> Selected excerpt
——————————
[R-sig-Geo] Inference of local Gi*

Anaïs Ladoy @n@|@@|@doy @end|ng |rom ep||@ch
Fri Apr 24 20:00:12 CEST 2020


Dear list members,

I'm currently working on a point dataset, from which I want to conduct
a Hot Spot Analysis with local Gi* statistics (Getis-Ord).

I'm trying to find a way of computing its significance. I see two ways
of computing significance in this case:

1) Compare the obtained local Gi from spdep::localG to a normal
distribution. But here I have several questions :
a) In my first case study (BMI value of 15 000 participants in a cohort
study), the distribution of local Gi is far from normal (it is bimodal
with a mode around very negative values and a mode around 0). However,
I do need a normal distribution of Gi in order to compare it with a
normal distribution, right? Or am I missing something here? What should
I do in this case?
——————————
> Excerpted data
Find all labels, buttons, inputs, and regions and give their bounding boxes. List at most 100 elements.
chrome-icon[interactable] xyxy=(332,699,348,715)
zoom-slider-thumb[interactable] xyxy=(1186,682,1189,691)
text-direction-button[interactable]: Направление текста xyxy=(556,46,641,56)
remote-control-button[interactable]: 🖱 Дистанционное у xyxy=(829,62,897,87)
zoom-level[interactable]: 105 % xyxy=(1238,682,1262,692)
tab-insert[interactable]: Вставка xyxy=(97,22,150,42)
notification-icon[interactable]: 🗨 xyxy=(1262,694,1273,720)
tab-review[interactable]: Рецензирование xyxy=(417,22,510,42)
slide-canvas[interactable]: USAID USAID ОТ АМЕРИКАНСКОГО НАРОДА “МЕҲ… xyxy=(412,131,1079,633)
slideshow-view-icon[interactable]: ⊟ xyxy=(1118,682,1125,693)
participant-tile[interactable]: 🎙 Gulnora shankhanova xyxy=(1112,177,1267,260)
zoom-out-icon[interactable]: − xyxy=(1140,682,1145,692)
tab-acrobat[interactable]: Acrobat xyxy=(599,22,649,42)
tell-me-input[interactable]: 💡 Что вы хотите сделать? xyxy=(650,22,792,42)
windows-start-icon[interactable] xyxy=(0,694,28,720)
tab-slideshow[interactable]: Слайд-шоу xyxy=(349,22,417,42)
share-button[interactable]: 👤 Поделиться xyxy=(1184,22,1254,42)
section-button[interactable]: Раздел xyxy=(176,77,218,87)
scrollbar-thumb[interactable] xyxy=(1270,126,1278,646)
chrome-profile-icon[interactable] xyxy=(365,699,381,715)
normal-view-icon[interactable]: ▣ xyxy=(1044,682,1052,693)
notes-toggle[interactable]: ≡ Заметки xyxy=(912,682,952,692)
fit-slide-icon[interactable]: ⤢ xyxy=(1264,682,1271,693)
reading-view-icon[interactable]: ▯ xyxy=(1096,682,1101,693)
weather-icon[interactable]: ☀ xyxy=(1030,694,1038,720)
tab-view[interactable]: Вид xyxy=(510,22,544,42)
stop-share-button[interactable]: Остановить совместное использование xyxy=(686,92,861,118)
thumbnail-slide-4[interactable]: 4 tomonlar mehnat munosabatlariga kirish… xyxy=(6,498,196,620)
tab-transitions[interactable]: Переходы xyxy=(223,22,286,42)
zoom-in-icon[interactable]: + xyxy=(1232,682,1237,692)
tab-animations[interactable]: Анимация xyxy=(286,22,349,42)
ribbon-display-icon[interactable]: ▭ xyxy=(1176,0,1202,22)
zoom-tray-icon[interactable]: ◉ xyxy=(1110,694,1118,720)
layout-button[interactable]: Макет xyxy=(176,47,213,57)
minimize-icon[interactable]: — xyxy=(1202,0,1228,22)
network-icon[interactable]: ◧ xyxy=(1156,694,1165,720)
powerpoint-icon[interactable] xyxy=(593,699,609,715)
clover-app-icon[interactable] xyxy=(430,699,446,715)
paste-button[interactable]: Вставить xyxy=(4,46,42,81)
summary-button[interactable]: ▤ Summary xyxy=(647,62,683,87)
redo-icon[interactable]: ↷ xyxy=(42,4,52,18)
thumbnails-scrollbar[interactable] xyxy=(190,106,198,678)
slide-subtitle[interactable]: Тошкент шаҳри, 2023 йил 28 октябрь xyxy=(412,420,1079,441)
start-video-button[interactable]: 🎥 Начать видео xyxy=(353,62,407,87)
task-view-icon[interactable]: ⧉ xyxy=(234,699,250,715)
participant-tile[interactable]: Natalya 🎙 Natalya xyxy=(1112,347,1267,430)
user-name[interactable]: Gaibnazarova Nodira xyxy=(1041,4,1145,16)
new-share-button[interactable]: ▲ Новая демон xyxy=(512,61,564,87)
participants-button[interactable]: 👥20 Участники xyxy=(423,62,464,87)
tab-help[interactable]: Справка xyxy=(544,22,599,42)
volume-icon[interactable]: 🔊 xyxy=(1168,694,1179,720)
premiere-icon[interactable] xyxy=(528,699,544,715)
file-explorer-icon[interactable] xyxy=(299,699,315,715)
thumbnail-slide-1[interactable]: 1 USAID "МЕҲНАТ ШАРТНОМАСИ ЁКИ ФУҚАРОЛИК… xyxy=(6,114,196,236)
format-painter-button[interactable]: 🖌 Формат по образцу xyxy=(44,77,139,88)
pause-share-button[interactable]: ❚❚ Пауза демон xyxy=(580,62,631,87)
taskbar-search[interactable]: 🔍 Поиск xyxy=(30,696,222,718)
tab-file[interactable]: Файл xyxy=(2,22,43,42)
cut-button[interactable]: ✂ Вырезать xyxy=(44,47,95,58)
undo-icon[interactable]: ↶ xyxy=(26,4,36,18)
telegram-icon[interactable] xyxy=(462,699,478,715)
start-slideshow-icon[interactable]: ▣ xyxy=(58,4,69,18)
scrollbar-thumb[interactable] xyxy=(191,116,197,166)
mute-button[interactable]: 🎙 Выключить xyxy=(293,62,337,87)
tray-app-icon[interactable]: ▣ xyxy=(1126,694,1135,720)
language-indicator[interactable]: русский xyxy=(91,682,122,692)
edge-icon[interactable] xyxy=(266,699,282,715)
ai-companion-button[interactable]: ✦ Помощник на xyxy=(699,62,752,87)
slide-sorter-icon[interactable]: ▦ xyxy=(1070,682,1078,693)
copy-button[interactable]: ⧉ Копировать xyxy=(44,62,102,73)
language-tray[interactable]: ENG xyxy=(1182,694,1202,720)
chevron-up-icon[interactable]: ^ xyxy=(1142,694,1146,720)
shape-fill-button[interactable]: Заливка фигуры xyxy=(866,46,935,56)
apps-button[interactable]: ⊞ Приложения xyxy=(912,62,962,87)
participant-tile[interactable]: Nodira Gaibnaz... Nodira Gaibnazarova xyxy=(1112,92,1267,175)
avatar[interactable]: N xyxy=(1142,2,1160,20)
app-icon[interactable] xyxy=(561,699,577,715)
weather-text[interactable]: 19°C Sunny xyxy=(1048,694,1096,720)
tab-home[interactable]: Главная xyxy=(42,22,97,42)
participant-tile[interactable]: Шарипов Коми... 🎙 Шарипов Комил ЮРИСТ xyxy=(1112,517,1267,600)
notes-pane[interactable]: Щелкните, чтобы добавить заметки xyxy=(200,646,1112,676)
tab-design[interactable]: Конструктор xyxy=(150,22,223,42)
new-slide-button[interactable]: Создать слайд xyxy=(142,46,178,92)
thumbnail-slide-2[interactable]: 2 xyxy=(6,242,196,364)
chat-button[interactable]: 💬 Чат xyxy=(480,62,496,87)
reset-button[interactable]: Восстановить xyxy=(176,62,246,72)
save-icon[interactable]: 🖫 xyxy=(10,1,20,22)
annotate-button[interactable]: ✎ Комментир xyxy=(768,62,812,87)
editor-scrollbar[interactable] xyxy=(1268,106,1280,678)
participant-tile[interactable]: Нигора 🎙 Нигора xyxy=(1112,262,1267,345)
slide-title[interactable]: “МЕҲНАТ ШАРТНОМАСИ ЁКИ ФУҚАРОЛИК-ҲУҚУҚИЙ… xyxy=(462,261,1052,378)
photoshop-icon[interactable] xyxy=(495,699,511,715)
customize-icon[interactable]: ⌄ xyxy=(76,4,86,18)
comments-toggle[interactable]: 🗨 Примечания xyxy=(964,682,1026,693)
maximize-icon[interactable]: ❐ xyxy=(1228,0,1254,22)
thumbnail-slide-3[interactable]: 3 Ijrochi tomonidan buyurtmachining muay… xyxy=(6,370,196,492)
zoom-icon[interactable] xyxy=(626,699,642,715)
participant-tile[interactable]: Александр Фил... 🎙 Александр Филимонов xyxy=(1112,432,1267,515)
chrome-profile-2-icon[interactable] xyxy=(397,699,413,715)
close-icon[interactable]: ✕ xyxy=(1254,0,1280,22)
——————————
> Task set
1. From the mailing-list post on local Gi* significance, print the part that opens with the words containing "1) Compare the" and closes with "in this case?".
2. Continue the mailing-list post on testing local Gi* significance from where it stops.

> Results
1.
1) Compare the obtained local Gi from spdep::localG to a normal
distribution. But here I have several questions :
a) In my first case study (BMI value of 15 000 participants in a cohort
study), the distribution of local Gi is far from normal (it is bimodal
with a mode around very negative values and a mode around 0). However,
I do need a normal distribution of Gi in order to compare it with a
normal distribution, right? Or am I missing something here? What should
I do in this case?

2.
b) In my second case study (Years of life lost for 30 000 individuals),
the distribution of Gi returned by spdep::localG is approximately
normal but the standard deviation is far from 1. In fact, in
spdep::localG, the Gi values are supposedly standardized (from what I
understood using an analytical mean and variance). Should I use these
to compare to a normal distribution, or should I use raw G values
(using return_internals=TRUE) and standardize them with the observed
mean and variance of Gi? Does it cause a problem that my observed
variance does not match the analytical variance?

2) Compute permutations
However this is not implemented in R for localG. I tried using PySAL
but the initial file is big and the weight file is huge, and my
computer crashes. Any thoughts to solve this issue?

Thank you for any feedback.
Kind regards,
Anaïs

--
Anaïs Ladoy
PhD student, Laboratory of Geographic Information Systems, Swiss
Federal Institute of Technology in Lausanne (EPFL), Switzerland.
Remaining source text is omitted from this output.